What the task requires => Give back each record precisely, pictures excluded.

---

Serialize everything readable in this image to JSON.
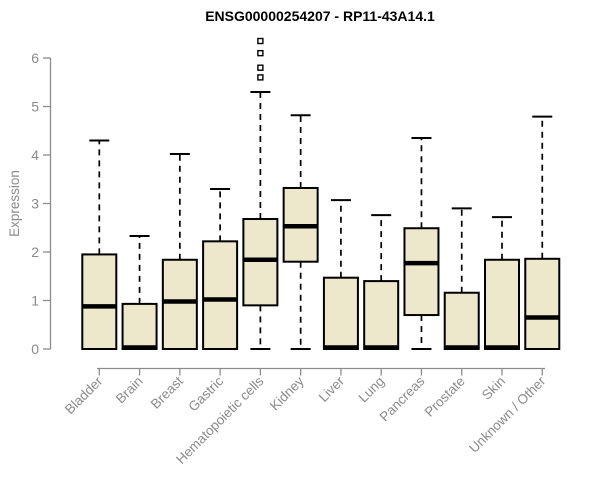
{
  "chart_data": {
    "type": "boxplot",
    "title": "ENSG00000254207 - RP11-43A14.1",
    "xlabel": "",
    "ylabel": "Expression",
    "ylim": [
      0,
      6
    ],
    "yticks": [
      0,
      1,
      2,
      3,
      4,
      5,
      6
    ],
    "grid": false,
    "legend": null,
    "categories": [
      "Bladder",
      "Brain",
      "Breast",
      "Gastric",
      "Hematopoietic cells",
      "Kidney",
      "Liver",
      "Lung",
      "Pancreas",
      "Prostate",
      "Skin",
      "Unknown / Other"
    ],
    "series": [
      {
        "name": "Bladder",
        "whislo": 0,
        "q1": 0,
        "med": 0.88,
        "q3": 1.95,
        "whishi": 4.3,
        "outliers": []
      },
      {
        "name": "Brain",
        "whislo": 0,
        "q1": 0,
        "med": 0.03,
        "q3": 0.93,
        "whishi": 2.33,
        "outliers": []
      },
      {
        "name": "Breast",
        "whislo": 0,
        "q1": 0,
        "med": 0.98,
        "q3": 1.84,
        "whishi": 4.02,
        "outliers": []
      },
      {
        "name": "Gastric",
        "whislo": 0,
        "q1": 0,
        "med": 1.02,
        "q3": 2.22,
        "whishi": 3.3,
        "outliers": []
      },
      {
        "name": "Hematopoietic cells",
        "whislo": 0,
        "q1": 0.9,
        "med": 1.84,
        "q3": 2.68,
        "whishi": 5.3,
        "outliers": [
          5.6,
          5.8,
          6.1,
          6.35
        ]
      },
      {
        "name": "Kidney",
        "whislo": 0,
        "q1": 1.8,
        "med": 2.53,
        "q3": 3.32,
        "whishi": 4.82,
        "outliers": []
      },
      {
        "name": "Liver",
        "whislo": 0,
        "q1": 0,
        "med": 0.03,
        "q3": 1.47,
        "whishi": 3.07,
        "outliers": []
      },
      {
        "name": "Lung",
        "whislo": 0,
        "q1": 0,
        "med": 0.03,
        "q3": 1.4,
        "whishi": 2.76,
        "outliers": []
      },
      {
        "name": "Pancreas",
        "whislo": 0,
        "q1": 0.7,
        "med": 1.77,
        "q3": 2.49,
        "whishi": 4.35,
        "outliers": []
      },
      {
        "name": "Prostate",
        "whislo": 0,
        "q1": 0,
        "med": 0.03,
        "q3": 1.16,
        "whishi": 2.9,
        "outliers": []
      },
      {
        "name": "Skin",
        "whislo": 0,
        "q1": 0,
        "med": 0.03,
        "q3": 1.84,
        "whishi": 2.72,
        "outliers": []
      },
      {
        "name": "Unknown / Other",
        "whislo": 0,
        "q1": 0,
        "med": 0.65,
        "q3": 1.86,
        "whishi": 4.79,
        "outliers": []
      }
    ],
    "colors": {
      "background": "#FFFFFF",
      "box_fill": "#EDE7CB",
      "box_border": "#000000",
      "median": "#000000",
      "whisker": "#000000",
      "outlier_fill": "#FFFFFF",
      "axis": "#8C8C8C",
      "tick_label": "#8A8A8A",
      "title": "#000000"
    }
  }
}
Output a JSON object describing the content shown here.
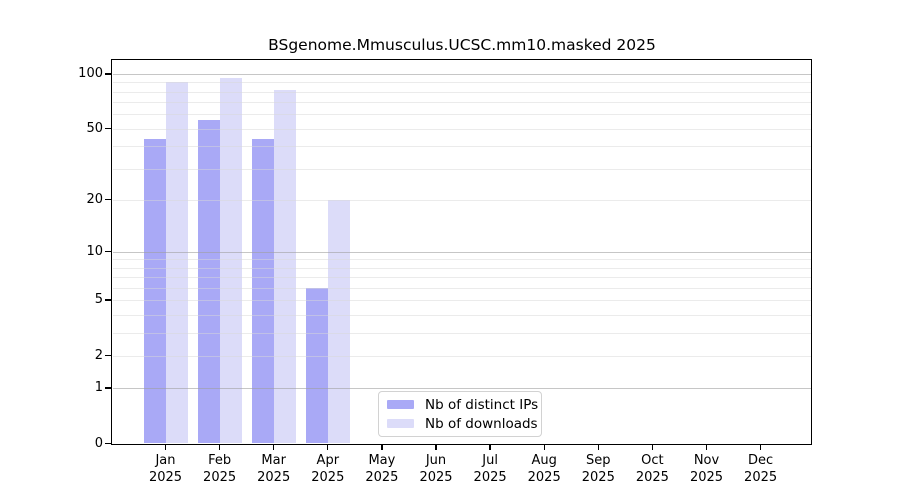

---

Reply to the exercise =>
Serialize everything readable in this image to JSON.
{
  "chart_data": {
    "type": "boxplot",
    "title": "ENSG00000254207 - RP11-43A14.1",
    "xlabel": "",
    "ylabel": "Expression",
    "ylim": [
      0,
      6
    ],
    "yticks": [
      0,
      1,
      2,
      3,
      4,
      5,
      6
    ],
    "grid": false,
    "legend": null,
    "categories": [
      "Bladder",
      "Brain",
      "Breast",
      "Gastric",
      "Hematopoietic cells",
      "Kidney",
      "Liver",
      "Lung",
      "Pancreas",
      "Prostate",
      "Skin",
      "Unknown / Other"
    ],
    "series": [
      {
        "name": "Bladder",
        "whislo": 0,
        "q1": 0,
        "med": 0.88,
        "q3": 1.95,
        "whishi": 4.3,
        "outliers": []
      },
      {
        "name": "Brain",
        "whislo": 0,
        "q1": 0,
        "med": 0.03,
        "q3": 0.93,
        "whishi": 2.33,
        "outliers": []
      },
      {
        "name": "Breast",
        "whislo": 0,
        "q1": 0,
        "med": 0.98,
        "q3": 1.84,
        "whishi": 4.02,
        "outliers": []
      },
      {
        "name": "Gastric",
        "whislo": 0,
        "q1": 0,
        "med": 1.02,
        "q3": 2.22,
        "whishi": 3.3,
        "outliers": []
      },
      {
        "name": "Hematopoietic cells",
        "whislo": 0,
        "q1": 0.9,
        "med": 1.84,
        "q3": 2.68,
        "whishi": 5.3,
        "outliers": [
          5.6,
          5.8,
          6.1,
          6.35
        ]
      },
      {
        "name": "Kidney",
        "whislo": 0,
        "q1": 1.8,
        "med": 2.53,
        "q3": 3.32,
        "whishi": 4.82,
        "outliers": []
      },
      {
        "name": "Liver",
        "whislo": 0,
        "q1": 0,
        "med": 0.03,
        "q3": 1.47,
        "whishi": 3.07,
        "outliers": []
      },
      {
        "name": "Lung",
        "whislo": 0,
        "q1": 0,
        "med": 0.03,
        "q3": 1.4,
        "whishi": 2.76,
        "outliers": []
      },
      {
        "name": "Pancreas",
        "whislo": 0,
        "q1": 0.7,
        "med": 1.77,
        "q3": 2.49,
        "whishi": 4.35,
        "outliers": []
      },
      {
        "name": "Prostate",
        "whislo": 0,
        "q1": 0,
        "med": 0.03,
        "q3": 1.16,
        "whishi": 2.9,
        "outliers": []
      },
      {
        "name": "Skin",
        "whislo": 0,
        "q1": 0,
        "med": 0.03,
        "q3": 1.84,
        "whishi": 2.72,
        "outliers": []
      },
      {
        "name": "Unknown / Other",
        "whislo": 0,
        "q1": 0,
        "med": 0.65,
        "q3": 1.86,
        "whishi": 4.79,
        "outliers": []
      }
    ],
    "colors": {
      "background": "#FFFFFF",
      "box_fill": "#EDE7CB",
      "box_border": "#000000",
      "median": "#000000",
      "whisker": "#000000",
      "outlier_fill": "#FFFFFF",
      "axis": "#8C8C8C",
      "tick_label": "#8A8A8A",
      "title": "#000000"
    }
  }
}
Output a JSON object describing the content shown here.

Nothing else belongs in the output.